• **WHAT THE TASK ASKS**: Would you set down every entry shown below, precisely as written?

• **SUPPLIED DATA**:
══════

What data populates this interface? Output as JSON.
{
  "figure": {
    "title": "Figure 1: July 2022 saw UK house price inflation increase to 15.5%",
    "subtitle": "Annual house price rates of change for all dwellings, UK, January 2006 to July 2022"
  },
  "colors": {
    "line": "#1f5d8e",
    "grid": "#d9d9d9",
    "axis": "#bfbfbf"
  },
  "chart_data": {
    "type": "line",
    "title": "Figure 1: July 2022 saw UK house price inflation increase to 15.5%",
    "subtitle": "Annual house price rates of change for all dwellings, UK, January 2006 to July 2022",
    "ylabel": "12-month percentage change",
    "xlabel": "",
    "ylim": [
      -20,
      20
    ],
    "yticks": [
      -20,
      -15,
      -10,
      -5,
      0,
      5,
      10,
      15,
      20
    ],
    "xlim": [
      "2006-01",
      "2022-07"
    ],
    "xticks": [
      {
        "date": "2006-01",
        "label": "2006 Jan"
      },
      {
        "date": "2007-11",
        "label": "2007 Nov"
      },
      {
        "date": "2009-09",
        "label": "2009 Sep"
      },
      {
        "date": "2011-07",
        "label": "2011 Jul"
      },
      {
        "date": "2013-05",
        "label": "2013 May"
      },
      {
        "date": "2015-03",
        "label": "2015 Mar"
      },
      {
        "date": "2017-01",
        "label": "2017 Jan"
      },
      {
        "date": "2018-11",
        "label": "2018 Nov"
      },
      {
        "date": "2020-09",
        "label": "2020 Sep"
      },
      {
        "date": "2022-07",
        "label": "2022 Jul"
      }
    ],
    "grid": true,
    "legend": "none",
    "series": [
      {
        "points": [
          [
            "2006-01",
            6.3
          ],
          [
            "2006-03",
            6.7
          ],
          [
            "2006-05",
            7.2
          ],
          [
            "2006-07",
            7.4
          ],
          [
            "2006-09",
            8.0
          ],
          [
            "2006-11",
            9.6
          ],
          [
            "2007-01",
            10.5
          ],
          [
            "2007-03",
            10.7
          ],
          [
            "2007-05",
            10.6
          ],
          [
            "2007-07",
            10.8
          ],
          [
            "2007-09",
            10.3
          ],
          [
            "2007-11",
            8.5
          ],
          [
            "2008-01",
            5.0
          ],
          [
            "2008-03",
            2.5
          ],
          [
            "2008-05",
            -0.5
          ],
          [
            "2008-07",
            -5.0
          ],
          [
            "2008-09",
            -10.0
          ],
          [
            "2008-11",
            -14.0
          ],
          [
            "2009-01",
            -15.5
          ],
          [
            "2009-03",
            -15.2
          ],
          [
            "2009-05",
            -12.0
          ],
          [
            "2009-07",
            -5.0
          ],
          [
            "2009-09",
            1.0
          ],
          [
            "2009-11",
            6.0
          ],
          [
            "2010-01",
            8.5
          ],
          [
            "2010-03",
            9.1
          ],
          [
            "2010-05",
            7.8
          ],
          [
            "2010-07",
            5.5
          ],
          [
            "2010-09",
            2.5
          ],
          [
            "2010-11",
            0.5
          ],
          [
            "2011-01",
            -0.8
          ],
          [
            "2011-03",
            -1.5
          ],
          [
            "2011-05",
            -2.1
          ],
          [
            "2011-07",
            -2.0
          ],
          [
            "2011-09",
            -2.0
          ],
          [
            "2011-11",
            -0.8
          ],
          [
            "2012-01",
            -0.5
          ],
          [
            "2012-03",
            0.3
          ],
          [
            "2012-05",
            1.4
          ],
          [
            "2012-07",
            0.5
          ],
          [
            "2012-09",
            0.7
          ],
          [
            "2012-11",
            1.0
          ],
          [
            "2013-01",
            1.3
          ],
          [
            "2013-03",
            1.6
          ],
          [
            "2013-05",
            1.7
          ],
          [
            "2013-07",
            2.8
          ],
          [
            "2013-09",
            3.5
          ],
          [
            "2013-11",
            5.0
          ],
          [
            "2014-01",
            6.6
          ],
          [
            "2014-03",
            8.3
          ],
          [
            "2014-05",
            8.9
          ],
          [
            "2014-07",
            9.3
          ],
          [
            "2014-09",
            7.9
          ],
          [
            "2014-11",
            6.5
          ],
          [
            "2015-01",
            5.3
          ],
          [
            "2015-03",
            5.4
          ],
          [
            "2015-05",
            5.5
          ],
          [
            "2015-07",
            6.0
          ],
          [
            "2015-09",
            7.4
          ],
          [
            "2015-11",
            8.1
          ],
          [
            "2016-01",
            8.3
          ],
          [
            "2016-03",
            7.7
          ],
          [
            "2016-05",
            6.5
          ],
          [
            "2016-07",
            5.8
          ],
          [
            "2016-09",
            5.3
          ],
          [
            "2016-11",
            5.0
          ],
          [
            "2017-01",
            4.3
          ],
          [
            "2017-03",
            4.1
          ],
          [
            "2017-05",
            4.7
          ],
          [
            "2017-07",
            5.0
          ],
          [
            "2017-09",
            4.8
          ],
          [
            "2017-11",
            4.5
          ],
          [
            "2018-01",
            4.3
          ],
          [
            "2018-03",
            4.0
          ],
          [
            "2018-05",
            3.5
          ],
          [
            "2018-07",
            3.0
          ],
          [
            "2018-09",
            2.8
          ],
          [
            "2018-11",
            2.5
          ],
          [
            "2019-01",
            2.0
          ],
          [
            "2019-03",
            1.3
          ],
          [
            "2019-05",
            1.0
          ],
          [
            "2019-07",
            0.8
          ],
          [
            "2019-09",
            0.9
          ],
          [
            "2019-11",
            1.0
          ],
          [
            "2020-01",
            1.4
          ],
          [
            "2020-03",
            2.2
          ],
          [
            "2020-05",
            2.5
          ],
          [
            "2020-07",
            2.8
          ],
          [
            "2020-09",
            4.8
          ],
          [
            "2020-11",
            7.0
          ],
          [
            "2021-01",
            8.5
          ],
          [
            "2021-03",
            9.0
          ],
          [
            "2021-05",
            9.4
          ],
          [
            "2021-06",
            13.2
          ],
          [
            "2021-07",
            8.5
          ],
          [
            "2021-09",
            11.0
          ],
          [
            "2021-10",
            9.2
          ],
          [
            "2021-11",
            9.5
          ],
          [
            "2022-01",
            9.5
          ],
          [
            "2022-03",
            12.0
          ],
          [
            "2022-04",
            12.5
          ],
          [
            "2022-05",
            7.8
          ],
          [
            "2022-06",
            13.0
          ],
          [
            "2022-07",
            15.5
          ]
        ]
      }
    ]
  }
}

══════

• **EXERCISE RESPONSE**:
What data populates this interface? Output as JSON.
{
  "figure": {
    "title": "Figure 1: July 2022 saw UK house price inflation increase to 15.5%",
    "subtitle": "Annual house price rates of change for all dwellings, UK, January 2006 to July 2022"
  },
  "colors": {
    "line": "#1f5d8e",
    "grid": "#d9d9d9",
    "axis": "#bfbfbf"
  },
  "chart_data": {
    "type": "line",
    "title": "Figure 1: July 2022 saw UK house price inflation increase to 15.5%",
    "subtitle": "Annual house price rates of change for all dwellings, UK, January 2006 to July 2022",
    "ylabel": "12-month percentage change",
    "xlabel": "",
    "ylim": [
      -20,
      20
    ],
    "yticks": [
      -20,
      -15,
      -10,
      -5,
      0,
      5,
      10,
      15,
      20
    ],
    "xlim": [
      "2006-01",
      "2022-07"
    ],
    "xticks": [
      {
        "date": "2006-01",
        "label": "2006 Jan"
      },
      {
        "date": "2007-11",
        "label": "2007 Nov"
      },
      {
        "date": "2009-09",
        "label": "2009 Sep"
      },
      {
        "date": "2011-07",
        "label": "2011 Jul"
      },
      {
        "date": "2013-05",
        "label": "2013 May"
      },
      {
        "date": "2015-03",
        "label": "2015 Mar"
      },
      {
        "date": "2017-01",
        "label": "2017 Jan"
      },
      {
        "date": "2018-11",
        "label": "2018 Nov"
      },
      {
        "date": "2020-09",
        "label": "2020 Sep"
      },
      {
        "date": "2022-07",
        "label": "2022 Jul"
      }
    ],
    "grid": true,
    "legend": "none",
    "series": [
      {
        "points": [
          [
            "2006-01",
            6.3
          ],
          [
            "2006-03",
            6.7
          ],
          [
            "2006-05",
            7.2
          ],
          [
            "2006-07",
            7.4
          ],
          [
            "2006-09",
            8.0
          ],
          [
            "2006-11",
            9.6
          ],
          [
            "2007-01",
            10.5
          ],
          [
            "2007-03",
            10.7
          ],
          [
            "2007-05",
            10.6
          ],
          [
            "2007-07",
            10.8
          ],
          [
            "2007-09",
            10.3
          ],
          [
            "2007-11",
            8.5
          ],
          [
            "2008-01",
            5.0
          ],
          [
            "2008-03",
            2.5
          ],
          [
            "2008-05",
            -0.5
          ],
          [
            "2008-07",
            -5.0
          ],
          [
            "2008-09",
            -10.0
          ],
          [
            "2008-11",
            -14.0
          ],
          [
            "2009-01",
            -15.5
          ],
          [
            "2009-03",
            -15.2
          ],
          [
            "2009-05",
            -12.0
          ],
          [
            "2009-07",
            -5.0
          ],
          [
            "2009-09",
            1.0
          ],
          [
            "2009-11",
            6.0
          ],
          [
            "2010-01",
            8.5
          ],
          [
            "2010-03",
            9.1
          ],
          [
            "2010-05",
            7.8
          ],
          [
            "2010-07",
            5.5
          ],
          [
            "2010-09",
            2.5
          ],
          [
            "2010-11",
            0.5
          ],
          [
            "2011-01",
            -0.8
          ],
          [
            "2011-03",
            -1.5
          ],
          [
            "2011-05",
            -2.1
          ],
          [
            "2011-07",
            -2.0
          ],
          [
            "2011-09",
            -2.0
          ],
          [
            "2011-11",
            -0.8
          ],
          [
            "2012-01",
            -0.5
          ],
          [
            "2012-03",
            0.3
          ],
          [
            "2012-05",
            1.4
          ],
          [
            "2012-07",
            0.5
          ],
          [
            "2012-09",
            0.7
          ],
          [
            "2012-11",
            1.0
          ],
          [
            "2013-01",
            1.3
          ],
          [
            "2013-03",
            1.6
          ],
          [
            "2013-05",
            1.7
          ],
          [
            "2013-07",
            2.8
          ],
          [
            "2013-09",
            3.5
          ],
          [
            "2013-11",
            5.0
          ],
          [
            "2014-01",
            6.6
          ],
          [
            "2014-03",
            8.3
          ],
          [
            "2014-05",
            8.9
          ],
          [
            "2014-07",
            9.3
          ],
          [
            "2014-09",
            7.9
          ],
          [
            "2014-11",
            6.5
          ],
          [
            "2015-01",
            5.3
          ],
          [
            "2015-03",
            5.4
          ],
          [
            "2015-05",
            5.5
          ],
          [
            "2015-07",
            6.0
          ],
          [
            "2015-09",
            7.4
          ],
          [
            "2015-11",
            8.1
          ],
          [
            "2016-01",
            8.3
          ],
          [
            "2016-03",
            7.7
          ],
          [
            "2016-05",
            6.5
          ],
          [
            "2016-07",
            5.8
          ],
          [
            "2016-09",
            5.3
          ],
          [
            "2016-11",
            5.0
          ],
          [
            "2017-01",
            4.3
          ],
          [
            "2017-03",
            4.1
          ],
          [
            "2017-05",
            4.7
          ],
          [
            "2017-07",
            5.0
          ],
          [
            "2017-09",
            4.8
          ],
          [
            "2017-11",
            4.5
          ],
          [
            "2018-01",
            4.3
          ],
          [
            "2018-03",
            4.0
          ],
          [
            "2018-05",
            3.5
          ],
          [
            "2018-07",
            3.0
          ],
          [
            "2018-09",
            2.8
          ],
          [
            "2018-11",
            2.5
          ],
          [
            "2019-01",
            2.0
          ],
          [
            "2019-03",
            1.3
          ],
          [
            "2019-05",
            1.0
          ],
          [
            "2019-07",
            0.8
          ],
          [
            "2019-09",
            0.9
          ],
          [
            "2019-11",
            1.0
          ],
          [
            "2020-01",
            1.4
          ],
          [
            "2020-03",
            2.2
          ],
          [
            "2020-05",
            2.5
          ],
          [
            "2020-07",
            2.8
          ],
          [
            "2020-09",
            4.8
          ],
          [
            "2020-11",
            7.0
          ],
          [
            "2021-01",
            8.5
          ],
          [
            "2021-03",
            9.0
          ],
          [
            "2021-05",
            9.4
          ],
          [
            "2021-06",
            13.2
          ],
          [
            "2021-07",
            8.5
          ],
          [
            "2021-09",
            11.0
          ],
          [
            "2021-10",
            9.2
          ],
          [
            "2021-11",
            9.5
          ],
          [
            "2022-01",
            9.5
          ],
          [
            "2022-03",
            12.0
          ],
          [
            "2022-04",
            12.5
          ],
          [
            "2022-05",
            7.8
          ],
          [
            "2022-06",
            13.0
          ],
          [
            "2022-07",
            15.5
          ]
        ]
      }
    ]
  }
}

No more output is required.